── Dataset records

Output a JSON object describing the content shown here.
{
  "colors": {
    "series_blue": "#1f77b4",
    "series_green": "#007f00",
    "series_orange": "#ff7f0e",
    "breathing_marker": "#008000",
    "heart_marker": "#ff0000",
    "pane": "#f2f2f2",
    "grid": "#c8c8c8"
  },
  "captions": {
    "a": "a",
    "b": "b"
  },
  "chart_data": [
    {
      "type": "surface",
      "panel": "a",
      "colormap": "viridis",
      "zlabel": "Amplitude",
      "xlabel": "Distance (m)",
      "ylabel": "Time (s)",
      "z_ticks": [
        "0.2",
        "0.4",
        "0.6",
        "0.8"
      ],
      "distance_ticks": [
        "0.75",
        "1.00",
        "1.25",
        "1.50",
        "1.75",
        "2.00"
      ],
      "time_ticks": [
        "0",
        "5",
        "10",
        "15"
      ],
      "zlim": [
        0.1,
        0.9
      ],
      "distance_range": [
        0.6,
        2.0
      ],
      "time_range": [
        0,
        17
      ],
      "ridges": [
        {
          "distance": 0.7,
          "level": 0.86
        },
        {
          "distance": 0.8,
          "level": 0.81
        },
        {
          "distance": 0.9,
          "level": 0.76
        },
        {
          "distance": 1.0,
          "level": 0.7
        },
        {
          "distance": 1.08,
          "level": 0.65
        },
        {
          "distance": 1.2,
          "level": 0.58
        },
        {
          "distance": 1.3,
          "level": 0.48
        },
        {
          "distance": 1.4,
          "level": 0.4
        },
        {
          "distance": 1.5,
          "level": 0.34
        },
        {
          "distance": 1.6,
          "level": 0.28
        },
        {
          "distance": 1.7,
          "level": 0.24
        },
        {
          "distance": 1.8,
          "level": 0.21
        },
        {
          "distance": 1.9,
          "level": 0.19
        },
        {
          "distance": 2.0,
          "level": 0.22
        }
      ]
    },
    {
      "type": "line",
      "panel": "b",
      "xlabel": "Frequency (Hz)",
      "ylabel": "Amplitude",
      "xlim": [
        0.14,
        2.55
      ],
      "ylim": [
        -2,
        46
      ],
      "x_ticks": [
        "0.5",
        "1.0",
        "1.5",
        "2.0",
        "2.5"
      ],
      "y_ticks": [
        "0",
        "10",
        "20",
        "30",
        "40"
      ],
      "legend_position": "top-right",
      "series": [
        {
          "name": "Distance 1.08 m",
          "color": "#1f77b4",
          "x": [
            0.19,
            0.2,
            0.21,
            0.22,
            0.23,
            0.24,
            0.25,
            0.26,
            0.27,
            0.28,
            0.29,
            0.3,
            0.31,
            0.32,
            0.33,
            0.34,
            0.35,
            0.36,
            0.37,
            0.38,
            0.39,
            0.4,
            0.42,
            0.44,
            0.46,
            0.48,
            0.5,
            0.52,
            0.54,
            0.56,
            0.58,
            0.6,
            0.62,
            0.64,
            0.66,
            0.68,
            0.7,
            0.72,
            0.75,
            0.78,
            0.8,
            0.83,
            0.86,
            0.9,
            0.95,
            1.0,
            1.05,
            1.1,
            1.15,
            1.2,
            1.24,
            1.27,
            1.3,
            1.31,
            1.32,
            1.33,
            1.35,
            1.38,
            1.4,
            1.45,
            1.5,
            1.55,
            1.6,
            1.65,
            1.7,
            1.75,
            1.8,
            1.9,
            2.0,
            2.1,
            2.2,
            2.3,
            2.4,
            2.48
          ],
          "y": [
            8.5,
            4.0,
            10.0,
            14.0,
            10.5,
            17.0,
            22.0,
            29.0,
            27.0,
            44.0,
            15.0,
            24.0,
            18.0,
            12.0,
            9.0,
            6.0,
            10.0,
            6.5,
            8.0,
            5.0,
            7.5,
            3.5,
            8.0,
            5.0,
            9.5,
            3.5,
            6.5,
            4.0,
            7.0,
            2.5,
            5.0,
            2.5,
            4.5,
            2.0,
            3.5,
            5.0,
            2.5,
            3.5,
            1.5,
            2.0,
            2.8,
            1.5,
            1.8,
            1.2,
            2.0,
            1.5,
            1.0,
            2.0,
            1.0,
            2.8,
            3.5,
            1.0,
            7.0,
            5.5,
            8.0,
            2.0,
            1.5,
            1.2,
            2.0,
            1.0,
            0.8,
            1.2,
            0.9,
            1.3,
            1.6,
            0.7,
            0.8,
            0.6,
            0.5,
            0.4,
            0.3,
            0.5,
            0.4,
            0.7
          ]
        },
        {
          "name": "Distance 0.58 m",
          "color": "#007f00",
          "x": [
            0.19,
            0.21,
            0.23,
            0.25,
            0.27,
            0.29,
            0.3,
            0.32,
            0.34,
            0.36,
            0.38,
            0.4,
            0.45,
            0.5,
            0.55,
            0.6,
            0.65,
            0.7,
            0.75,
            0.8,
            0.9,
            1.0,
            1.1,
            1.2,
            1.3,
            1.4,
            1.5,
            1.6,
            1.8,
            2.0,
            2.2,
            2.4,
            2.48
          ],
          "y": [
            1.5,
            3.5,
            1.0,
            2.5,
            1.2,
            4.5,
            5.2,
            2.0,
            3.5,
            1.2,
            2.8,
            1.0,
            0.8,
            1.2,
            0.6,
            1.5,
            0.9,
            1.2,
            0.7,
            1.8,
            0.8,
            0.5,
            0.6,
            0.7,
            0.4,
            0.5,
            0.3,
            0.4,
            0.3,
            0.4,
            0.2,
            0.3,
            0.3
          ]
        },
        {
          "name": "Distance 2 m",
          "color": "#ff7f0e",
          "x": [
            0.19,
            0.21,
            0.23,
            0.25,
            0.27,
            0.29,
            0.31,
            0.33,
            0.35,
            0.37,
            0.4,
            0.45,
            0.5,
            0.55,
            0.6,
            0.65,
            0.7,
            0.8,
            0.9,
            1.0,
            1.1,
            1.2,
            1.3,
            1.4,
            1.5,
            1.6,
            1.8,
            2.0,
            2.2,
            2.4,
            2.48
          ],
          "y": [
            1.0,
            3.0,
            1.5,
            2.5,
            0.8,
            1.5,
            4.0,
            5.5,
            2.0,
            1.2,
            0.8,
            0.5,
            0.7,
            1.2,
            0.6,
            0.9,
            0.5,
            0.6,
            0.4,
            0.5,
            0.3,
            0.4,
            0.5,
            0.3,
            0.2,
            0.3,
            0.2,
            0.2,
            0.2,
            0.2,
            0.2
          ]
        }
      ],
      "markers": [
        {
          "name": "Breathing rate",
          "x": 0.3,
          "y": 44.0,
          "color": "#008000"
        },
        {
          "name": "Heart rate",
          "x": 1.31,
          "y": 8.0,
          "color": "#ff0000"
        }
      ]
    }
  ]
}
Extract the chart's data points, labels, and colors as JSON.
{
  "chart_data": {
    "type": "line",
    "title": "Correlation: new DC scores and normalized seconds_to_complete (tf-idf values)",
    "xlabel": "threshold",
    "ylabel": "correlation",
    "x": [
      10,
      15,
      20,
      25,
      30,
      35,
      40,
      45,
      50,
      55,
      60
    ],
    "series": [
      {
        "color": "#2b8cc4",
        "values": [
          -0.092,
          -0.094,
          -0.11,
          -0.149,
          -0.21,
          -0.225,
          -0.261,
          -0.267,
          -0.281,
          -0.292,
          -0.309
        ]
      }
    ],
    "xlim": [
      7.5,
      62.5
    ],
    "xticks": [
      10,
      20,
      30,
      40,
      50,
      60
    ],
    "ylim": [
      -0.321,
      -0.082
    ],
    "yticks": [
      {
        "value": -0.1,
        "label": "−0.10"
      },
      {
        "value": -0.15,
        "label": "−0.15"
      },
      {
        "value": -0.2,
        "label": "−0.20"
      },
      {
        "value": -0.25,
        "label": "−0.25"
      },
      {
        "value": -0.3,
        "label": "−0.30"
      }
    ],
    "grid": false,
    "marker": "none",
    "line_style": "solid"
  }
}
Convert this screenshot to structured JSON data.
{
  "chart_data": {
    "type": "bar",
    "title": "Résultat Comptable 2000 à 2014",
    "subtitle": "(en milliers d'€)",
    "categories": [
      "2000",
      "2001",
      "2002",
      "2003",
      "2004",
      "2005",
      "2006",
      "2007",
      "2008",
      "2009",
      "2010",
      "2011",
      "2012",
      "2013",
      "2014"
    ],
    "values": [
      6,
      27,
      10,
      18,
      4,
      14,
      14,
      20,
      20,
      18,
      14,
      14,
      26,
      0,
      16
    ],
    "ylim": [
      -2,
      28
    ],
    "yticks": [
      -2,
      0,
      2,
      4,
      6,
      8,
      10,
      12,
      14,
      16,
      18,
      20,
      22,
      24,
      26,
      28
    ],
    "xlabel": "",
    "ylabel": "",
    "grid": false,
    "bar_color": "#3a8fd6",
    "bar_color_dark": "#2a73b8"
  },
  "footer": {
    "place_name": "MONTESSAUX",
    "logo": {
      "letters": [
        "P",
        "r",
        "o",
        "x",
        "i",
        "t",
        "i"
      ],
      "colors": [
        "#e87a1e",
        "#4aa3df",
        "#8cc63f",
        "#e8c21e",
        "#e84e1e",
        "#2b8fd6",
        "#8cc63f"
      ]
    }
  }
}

────

Write out each line of the data that holds the string "type".

■ **Correct result**
      "type": "surface",
      "type": "line",
    "type": "line",
    "type": "bar",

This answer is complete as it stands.